Short problem:
State how many lines of the entries hold the string "name". Reply with the number alone.

Data section:

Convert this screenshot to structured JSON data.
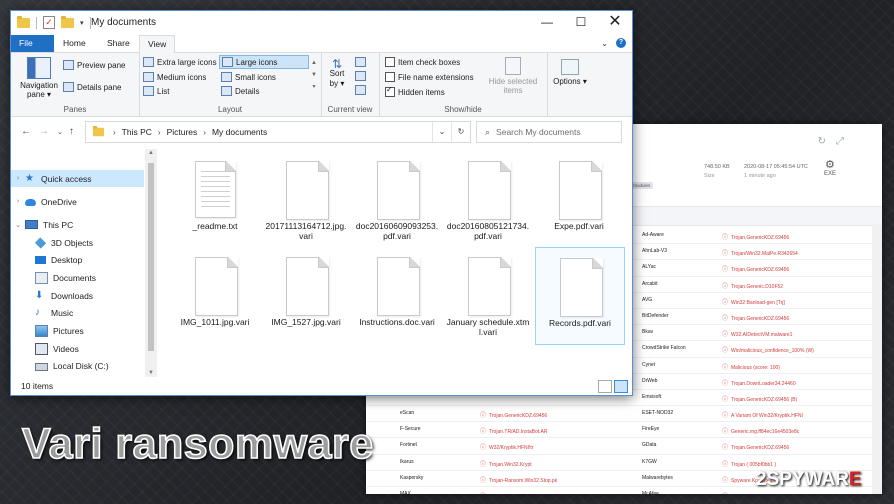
{
  "window": {
    "title": "My documents",
    "minimize_glyph": "—",
    "maximize_glyph": "☐",
    "close_glyph": "✕"
  },
  "tabs": [
    {
      "label": "File"
    },
    {
      "label": "Home"
    },
    {
      "label": "Share"
    },
    {
      "label": "View"
    }
  ],
  "ribbon": {
    "panes": {
      "label": "Panes",
      "navigation_pane": "Navigation pane ▾",
      "preview_pane": "Preview pane",
      "details_pane": "Details pane"
    },
    "layout": {
      "label": "Layout",
      "extra_large_icons": "Extra large icons",
      "large_icons": "Large icons",
      "medium_icons": "Medium icons",
      "small_icons": "Small icons",
      "list": "List",
      "details": "Details"
    },
    "current_view": {
      "label": "Current view",
      "sort_by": "Sort by ▾"
    },
    "show_hide": {
      "label": "Show/hide",
      "item_check_boxes": "Item check boxes",
      "file_name_extensions": "File name extensions",
      "hidden_items": "Hidden items",
      "hide_selected_items": "Hide selected items"
    },
    "options": {
      "label": "Options",
      "text": "Options ▾"
    }
  },
  "address": {
    "crumbs": [
      "This PC",
      "Pictures",
      "My documents"
    ],
    "separator": "›"
  },
  "search": {
    "placeholder": "Search My documents"
  },
  "navigation": [
    {
      "label": "Quick access",
      "icon": "star-icon"
    },
    {
      "label": "OneDrive",
      "icon": "cloud-icon"
    },
    {
      "label": "This PC",
      "icon": "computer-icon"
    },
    {
      "label": "3D Objects",
      "icon": "cube-icon"
    },
    {
      "label": "Desktop",
      "icon": "desktop-icon"
    },
    {
      "label": "Documents",
      "icon": "documents-icon"
    },
    {
      "label": "Downloads",
      "icon": "download-icon"
    },
    {
      "label": "Music",
      "icon": "music-icon"
    },
    {
      "label": "Pictures",
      "icon": "pictures-icon"
    },
    {
      "label": "Videos",
      "icon": "videos-icon"
    },
    {
      "label": "Local Disk (C:)",
      "icon": "drive-icon"
    }
  ],
  "files": [
    {
      "name": "_readme.txt"
    },
    {
      "name": "20171113164712.jpg.vari"
    },
    {
      "name": "doc20160609093253.pdf.vari"
    },
    {
      "name": "doc20160805121734.pdf.vari"
    },
    {
      "name": "Expe.pdf.vari"
    },
    {
      "name": "IMG_1011.jpg.vari"
    },
    {
      "name": "IMG_1527.jpg.vari"
    },
    {
      "name": "Instructions.doc.vari"
    },
    {
      "name": "January schedule.xtml.vari"
    },
    {
      "name": "Records.pdf.vari"
    }
  ],
  "status": {
    "item_count": "10 items"
  },
  "scan_report": {
    "size": "748.50 KB",
    "size_label": "Size",
    "date": "2020-08-17 05:45:54 UTC",
    "date_label": "1 minute ago",
    "type": "EXE",
    "chip": "ome-modules",
    "rows": [
      {
        "a": "",
        "ad": "",
        "b": "Ad-Aware",
        "bd": "Trojan.GenericKDZ.69456"
      },
      {
        "a": "",
        "ad": "",
        "b": "AhnLab-V3",
        "bd": "Trojan/Win32.MalPe.R342654"
      },
      {
        "a": "",
        "ad": "",
        "b": "ALYac",
        "bd": "Trojan.GenericKDZ.69456"
      },
      {
        "a": "",
        "ad": "",
        "b": "Arcabit",
        "bd": "Trojan.Generic.D10F52"
      },
      {
        "a": "",
        "ad": "",
        "b": "AVG",
        "bd": "Win32:Banload-gen [Trj]"
      },
      {
        "a": "",
        "ad": "",
        "b": "BitDefender",
        "bd": "Trojan.GenericKDZ.69456"
      },
      {
        "a": "",
        "ad": "",
        "b": "Bkav",
        "bd": "W32.AIDetectVM.malware1"
      },
      {
        "a": "",
        "ad": "",
        "b": "CrowdStrike Falcon",
        "bd": "Win/malicious_confidence_100% (W)"
      },
      {
        "a": "",
        "ad": "",
        "b": "Cynet",
        "bd": "Malicious (score: 100)"
      },
      {
        "a": "",
        "ad": "",
        "b": "DrWeb",
        "bd": "Trojan.DownLoader34.24460"
      },
      {
        "a": "",
        "ad": "",
        "b": "Emsisoft",
        "bd": "Trojan.GenericKDZ.69456 (B)"
      },
      {
        "a": "eScan",
        "ad": "Trojan.GenericKDZ.69456",
        "b": "ESET-NOD32",
        "bd": "A Variant Of Win32/Kryptik.HFNI"
      },
      {
        "a": "F-Secure",
        "ad": "Trojan.TR/AD.InstaBot.AR",
        "b": "FireEye",
        "bd": "Generic.mg.ff84ec16e4503e8c"
      },
      {
        "a": "Fortinet",
        "ad": "W32/Kryptik.HFNI!tr",
        "b": "GData",
        "bd": "Trojan.GenericKDZ.69456"
      },
      {
        "a": "Ikarus",
        "ad": "Trojan.Win32.Krypt",
        "b": "K7GW",
        "bd": "Trojan ( 005bf0bb1 )"
      },
      {
        "a": "Kaspersky",
        "ad": "Trojan-Ransom.Win32.Stop.pk",
        "b": "Malwarebytes",
        "bd": "Spyware.KpotStealer"
      },
      {
        "a": "MAX",
        "ad": "Malware (ai Score=100)",
        "b": "McAfee",
        "bd": "Artemis!FF84EC16E450"
      }
    ]
  },
  "overlay": {
    "headline": "Vari ransomware",
    "watermark_prefix": "2SPYWAR",
    "watermark_suffix": "E"
  }
}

Full solution:
11